Pull each line holding "Informaciniu" out of the entries below.

************

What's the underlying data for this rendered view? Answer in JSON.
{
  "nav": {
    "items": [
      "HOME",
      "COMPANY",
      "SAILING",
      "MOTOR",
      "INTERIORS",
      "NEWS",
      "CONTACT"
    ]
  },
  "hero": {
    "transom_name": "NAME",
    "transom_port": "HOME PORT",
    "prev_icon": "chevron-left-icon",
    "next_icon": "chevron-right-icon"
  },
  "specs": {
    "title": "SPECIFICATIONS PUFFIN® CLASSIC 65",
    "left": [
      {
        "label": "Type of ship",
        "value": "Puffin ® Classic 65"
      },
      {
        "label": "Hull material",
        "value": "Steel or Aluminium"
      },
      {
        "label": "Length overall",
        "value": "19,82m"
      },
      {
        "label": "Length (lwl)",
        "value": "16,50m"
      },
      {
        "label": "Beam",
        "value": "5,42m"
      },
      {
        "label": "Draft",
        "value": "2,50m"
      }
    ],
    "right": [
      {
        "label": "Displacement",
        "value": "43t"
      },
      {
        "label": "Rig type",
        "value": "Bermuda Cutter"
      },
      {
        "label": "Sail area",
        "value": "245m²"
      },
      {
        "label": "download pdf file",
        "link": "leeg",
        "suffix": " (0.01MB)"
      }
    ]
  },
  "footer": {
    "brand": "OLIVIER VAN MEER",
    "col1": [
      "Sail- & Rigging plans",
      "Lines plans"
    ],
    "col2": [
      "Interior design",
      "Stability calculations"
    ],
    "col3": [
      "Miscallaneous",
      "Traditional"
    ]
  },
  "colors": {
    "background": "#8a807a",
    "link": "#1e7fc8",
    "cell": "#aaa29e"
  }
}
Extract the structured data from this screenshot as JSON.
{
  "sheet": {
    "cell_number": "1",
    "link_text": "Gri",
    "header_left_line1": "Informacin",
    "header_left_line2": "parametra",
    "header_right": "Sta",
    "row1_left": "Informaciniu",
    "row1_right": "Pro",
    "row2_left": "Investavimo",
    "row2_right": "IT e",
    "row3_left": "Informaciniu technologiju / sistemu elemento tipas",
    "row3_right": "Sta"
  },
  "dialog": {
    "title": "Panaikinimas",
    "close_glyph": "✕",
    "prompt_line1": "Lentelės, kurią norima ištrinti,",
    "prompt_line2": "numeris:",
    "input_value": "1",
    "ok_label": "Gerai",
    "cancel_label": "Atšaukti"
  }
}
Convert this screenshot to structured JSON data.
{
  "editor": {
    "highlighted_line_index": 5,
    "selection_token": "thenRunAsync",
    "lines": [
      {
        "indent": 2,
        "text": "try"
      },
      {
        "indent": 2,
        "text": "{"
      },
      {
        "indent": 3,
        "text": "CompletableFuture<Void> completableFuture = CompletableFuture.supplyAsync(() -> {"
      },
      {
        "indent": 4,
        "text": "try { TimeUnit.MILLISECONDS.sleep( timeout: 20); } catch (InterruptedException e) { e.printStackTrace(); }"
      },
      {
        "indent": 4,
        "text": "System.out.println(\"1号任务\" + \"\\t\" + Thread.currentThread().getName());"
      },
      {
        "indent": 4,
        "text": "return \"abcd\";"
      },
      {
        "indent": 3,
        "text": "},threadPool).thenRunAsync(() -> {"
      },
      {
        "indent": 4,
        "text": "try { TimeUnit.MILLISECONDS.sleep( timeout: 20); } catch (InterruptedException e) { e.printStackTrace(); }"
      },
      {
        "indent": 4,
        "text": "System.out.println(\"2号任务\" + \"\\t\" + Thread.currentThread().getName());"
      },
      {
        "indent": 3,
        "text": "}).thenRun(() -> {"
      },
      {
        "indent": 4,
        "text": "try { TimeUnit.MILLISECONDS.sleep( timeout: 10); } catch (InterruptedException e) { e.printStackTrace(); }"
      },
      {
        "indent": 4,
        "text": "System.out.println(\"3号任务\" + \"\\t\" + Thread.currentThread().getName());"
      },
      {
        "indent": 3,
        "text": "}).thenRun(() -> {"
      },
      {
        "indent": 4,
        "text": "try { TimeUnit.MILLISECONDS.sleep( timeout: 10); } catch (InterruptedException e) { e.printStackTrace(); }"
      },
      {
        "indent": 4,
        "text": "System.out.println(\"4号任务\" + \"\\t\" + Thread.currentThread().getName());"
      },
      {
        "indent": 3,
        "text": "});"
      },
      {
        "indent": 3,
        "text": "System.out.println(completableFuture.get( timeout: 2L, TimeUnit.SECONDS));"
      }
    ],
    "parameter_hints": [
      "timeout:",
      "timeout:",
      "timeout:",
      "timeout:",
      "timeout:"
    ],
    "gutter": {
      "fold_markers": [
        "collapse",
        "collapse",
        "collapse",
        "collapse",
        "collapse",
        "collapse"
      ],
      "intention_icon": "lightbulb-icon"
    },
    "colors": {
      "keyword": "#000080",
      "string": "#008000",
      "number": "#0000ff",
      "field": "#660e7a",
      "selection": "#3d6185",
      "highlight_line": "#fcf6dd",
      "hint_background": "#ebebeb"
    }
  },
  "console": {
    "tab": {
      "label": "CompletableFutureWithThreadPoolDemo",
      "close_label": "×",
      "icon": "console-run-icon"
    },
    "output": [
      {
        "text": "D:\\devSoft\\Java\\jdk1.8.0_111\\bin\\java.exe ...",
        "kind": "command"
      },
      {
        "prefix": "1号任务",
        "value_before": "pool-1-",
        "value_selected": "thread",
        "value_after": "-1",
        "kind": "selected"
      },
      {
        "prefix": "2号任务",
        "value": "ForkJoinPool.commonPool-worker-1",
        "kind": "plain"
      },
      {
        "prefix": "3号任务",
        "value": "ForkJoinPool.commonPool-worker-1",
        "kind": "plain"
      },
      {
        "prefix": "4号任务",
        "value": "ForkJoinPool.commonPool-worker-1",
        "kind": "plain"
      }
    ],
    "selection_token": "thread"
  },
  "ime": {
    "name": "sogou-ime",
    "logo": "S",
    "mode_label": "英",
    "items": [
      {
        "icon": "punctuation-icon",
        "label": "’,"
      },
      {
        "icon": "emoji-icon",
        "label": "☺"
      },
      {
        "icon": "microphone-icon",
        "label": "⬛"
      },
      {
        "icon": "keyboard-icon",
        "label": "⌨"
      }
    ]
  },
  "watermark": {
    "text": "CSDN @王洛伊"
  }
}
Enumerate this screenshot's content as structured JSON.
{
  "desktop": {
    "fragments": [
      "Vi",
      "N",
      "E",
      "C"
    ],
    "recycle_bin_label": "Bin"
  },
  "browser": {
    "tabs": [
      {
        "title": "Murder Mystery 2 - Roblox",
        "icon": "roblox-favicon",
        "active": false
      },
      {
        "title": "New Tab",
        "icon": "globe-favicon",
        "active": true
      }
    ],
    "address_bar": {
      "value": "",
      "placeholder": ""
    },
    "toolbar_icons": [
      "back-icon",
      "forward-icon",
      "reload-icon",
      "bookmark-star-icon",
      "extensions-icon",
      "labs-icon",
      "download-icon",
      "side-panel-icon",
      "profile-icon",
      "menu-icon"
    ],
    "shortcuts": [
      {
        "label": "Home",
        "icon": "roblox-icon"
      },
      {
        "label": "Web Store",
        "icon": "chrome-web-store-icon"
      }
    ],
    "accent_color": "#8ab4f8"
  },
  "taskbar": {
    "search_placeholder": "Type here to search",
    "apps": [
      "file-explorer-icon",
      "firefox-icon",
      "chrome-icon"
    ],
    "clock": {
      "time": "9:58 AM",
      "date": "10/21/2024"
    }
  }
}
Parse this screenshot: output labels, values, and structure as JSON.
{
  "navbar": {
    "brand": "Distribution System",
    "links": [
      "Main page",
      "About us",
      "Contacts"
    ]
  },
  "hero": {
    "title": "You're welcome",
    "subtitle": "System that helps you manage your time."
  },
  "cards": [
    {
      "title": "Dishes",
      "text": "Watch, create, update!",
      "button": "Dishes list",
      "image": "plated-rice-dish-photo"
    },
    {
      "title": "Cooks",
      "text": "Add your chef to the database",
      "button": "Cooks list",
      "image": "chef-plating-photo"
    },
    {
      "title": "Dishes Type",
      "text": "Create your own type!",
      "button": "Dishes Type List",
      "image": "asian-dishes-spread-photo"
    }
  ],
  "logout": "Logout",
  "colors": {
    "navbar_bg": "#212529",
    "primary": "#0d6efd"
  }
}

************

> _Solved exercise_:
    "row1_left": "Informaciniu",
    "row3_left": "Informaciniu technologiju / sistemu elemento tipas",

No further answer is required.